Output each entry exactly; skip nothing.

* begin ENTRIES SHOWN *

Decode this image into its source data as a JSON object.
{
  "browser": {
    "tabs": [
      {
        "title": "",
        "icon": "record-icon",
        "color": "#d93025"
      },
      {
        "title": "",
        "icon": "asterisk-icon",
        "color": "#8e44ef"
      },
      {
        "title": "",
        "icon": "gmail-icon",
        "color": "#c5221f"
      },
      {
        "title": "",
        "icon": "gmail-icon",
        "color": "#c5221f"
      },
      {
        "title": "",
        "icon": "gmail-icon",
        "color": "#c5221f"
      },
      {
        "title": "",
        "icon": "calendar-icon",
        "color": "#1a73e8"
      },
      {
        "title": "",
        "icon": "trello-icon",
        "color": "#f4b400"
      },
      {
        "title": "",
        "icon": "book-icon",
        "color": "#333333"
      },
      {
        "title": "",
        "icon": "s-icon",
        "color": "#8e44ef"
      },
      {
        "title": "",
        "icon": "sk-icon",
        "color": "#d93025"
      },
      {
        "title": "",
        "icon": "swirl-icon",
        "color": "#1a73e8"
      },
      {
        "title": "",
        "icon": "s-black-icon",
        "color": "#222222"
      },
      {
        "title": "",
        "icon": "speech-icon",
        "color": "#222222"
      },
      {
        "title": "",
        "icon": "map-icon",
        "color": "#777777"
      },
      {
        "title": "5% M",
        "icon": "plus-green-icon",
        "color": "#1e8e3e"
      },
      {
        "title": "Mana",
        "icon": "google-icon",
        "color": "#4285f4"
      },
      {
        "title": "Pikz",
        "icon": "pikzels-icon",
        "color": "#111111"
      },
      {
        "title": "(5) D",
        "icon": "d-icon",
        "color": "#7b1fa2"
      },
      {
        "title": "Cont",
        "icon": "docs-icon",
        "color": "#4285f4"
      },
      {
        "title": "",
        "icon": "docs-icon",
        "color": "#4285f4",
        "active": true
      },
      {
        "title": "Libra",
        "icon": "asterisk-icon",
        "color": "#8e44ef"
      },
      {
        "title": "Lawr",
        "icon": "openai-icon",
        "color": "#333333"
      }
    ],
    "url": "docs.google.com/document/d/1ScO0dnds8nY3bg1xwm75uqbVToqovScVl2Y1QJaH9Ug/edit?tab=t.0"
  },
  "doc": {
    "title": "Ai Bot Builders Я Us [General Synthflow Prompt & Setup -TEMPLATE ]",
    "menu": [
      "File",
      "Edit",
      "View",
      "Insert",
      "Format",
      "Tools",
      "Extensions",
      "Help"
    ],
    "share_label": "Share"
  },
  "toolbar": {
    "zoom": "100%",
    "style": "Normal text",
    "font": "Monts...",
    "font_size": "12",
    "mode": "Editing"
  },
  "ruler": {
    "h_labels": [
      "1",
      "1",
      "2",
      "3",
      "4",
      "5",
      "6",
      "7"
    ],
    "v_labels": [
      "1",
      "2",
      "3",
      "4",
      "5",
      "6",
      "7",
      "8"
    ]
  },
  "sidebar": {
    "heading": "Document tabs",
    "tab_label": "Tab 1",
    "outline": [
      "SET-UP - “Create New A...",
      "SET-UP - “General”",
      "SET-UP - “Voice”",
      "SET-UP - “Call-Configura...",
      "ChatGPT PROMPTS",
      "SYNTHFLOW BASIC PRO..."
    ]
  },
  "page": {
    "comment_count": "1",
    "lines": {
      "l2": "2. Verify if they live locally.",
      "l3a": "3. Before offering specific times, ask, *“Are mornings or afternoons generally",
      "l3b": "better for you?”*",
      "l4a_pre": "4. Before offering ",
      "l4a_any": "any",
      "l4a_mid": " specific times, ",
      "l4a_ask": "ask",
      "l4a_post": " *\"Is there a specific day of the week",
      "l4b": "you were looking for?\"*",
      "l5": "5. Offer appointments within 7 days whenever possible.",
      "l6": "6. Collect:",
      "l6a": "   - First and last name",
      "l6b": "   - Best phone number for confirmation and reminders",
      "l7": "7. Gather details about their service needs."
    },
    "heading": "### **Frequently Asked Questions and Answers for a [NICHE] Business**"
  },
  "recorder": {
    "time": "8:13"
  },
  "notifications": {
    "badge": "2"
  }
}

* end ENTRIES SHOWN *

## IN RESPONSE
Decode this image into its source data as a JSON object.
{
  "browser": {
    "tabs": [
      {
        "title": "",
        "icon": "record-icon",
        "color": "#d93025"
      },
      {
        "title": "",
        "icon": "asterisk-icon",
        "color": "#8e44ef"
      },
      {
        "title": "",
        "icon": "gmail-icon",
        "color": "#c5221f"
      },
      {
        "title": "",
        "icon": "gmail-icon",
        "color": "#c5221f"
      },
      {
        "title": "",
        "icon": "gmail-icon",
        "color": "#c5221f"
      },
      {
        "title": "",
        "icon": "calendar-icon",
        "color": "#1a73e8"
      },
      {
        "title": "",
        "icon": "trello-icon",
        "color": "#f4b400"
      },
      {
        "title": "",
        "icon": "book-icon",
        "color": "#333333"
      },
      {
        "title": "",
        "icon": "s-icon",
        "color": "#8e44ef"
      },
      {
        "title": "",
        "icon": "sk-icon",
        "color": "#d93025"
      },
      {
        "title": "",
        "icon": "swirl-icon",
        "color": "#1a73e8"
      },
      {
        "title": "",
        "icon": "s-black-icon",
        "color": "#222222"
      },
      {
        "title": "",
        "icon": "speech-icon",
        "color": "#222222"
      },
      {
        "title": "",
        "icon": "map-icon",
        "color": "#777777"
      },
      {
        "title": "5% M",
        "icon": "plus-green-icon",
        "color": "#1e8e3e"
      },
      {
        "title": "Mana",
        "icon": "google-icon",
        "color": "#4285f4"
      },
      {
        "title": "Pikz",
        "icon": "pikzels-icon",
        "color": "#111111"
      },
      {
        "title": "(5) D",
        "icon": "d-icon",
        "color": "#7b1fa2"
      },
      {
        "title": "Cont",
        "icon": "docs-icon",
        "color": "#4285f4"
      },
      {
        "title": "",
        "icon": "docs-icon",
        "color": "#4285f4",
        "active": true
      },
      {
        "title": "Libra",
        "icon": "asterisk-icon",
        "color": "#8e44ef"
      },
      {
        "title": "Lawr",
        "icon": "openai-icon",
        "color": "#333333"
      }
    ],
    "url": "docs.google.com/document/d/1ScO0dnds8nY3bg1xwm75uqbVToqovScVl2Y1QJaH9Ug/edit?tab=t.0"
  },
  "doc": {
    "title": "Ai Bot Builders Я Us [General Synthflow Prompt & Setup -TEMPLATE ]",
    "menu": [
      "File",
      "Edit",
      "View",
      "Insert",
      "Format",
      "Tools",
      "Extensions",
      "Help"
    ],
    "share_label": "Share"
  },
  "toolbar": {
    "zoom": "100%",
    "style": "Normal text",
    "font": "Monts...",
    "font_size": "12",
    "mode": "Editing"
  },
  "ruler": {
    "h_labels": [
      "1",
      "1",
      "2",
      "3",
      "4",
      "5",
      "6",
      "7"
    ],
    "v_labels": [
      "1",
      "2",
      "3",
      "4",
      "5",
      "6",
      "7",
      "8"
    ]
  },
  "sidebar": {
    "heading": "Document tabs",
    "tab_label": "Tab 1",
    "outline": [
      "SET-UP - “Create New A...",
      "SET-UP - “General”",
      "SET-UP - “Voice”",
      "SET-UP - “Call-Configura...",
      "ChatGPT PROMPTS",
      "SYNTHFLOW BASIC PRO..."
    ]
  },
  "page": {
    "comment_count": "1",
    "lines": {
      "l2": "2. Verify if they live locally.",
      "l3a": "3. Before offering specific times, ask, *“Are mornings or afternoons generally",
      "l3b": "better for you?”*",
      "l4a_pre": "4. Before offering ",
      "l4a_any": "any",
      "l4a_mid": " specific times, ",
      "l4a_ask": "ask",
      "l4a_post": " *\"Is there a specific day of the week",
      "l4b": "you were looking for?\"*",
      "l5": "5. Offer appointments within 7 days whenever possible.",
      "l6": "6. Collect:",
      "l6a": "   - First and last name",
      "l6b": "   - Best phone number for confirmation and reminders",
      "l7": "7. Gather details about their service needs."
    },
    "heading": "### **Frequently Asked Questions and Answers for a [NICHE] Business**"
  },
  "recorder": {
    "time": "8:13"
  },
  "notifications": {
    "badge": "2"
  }
}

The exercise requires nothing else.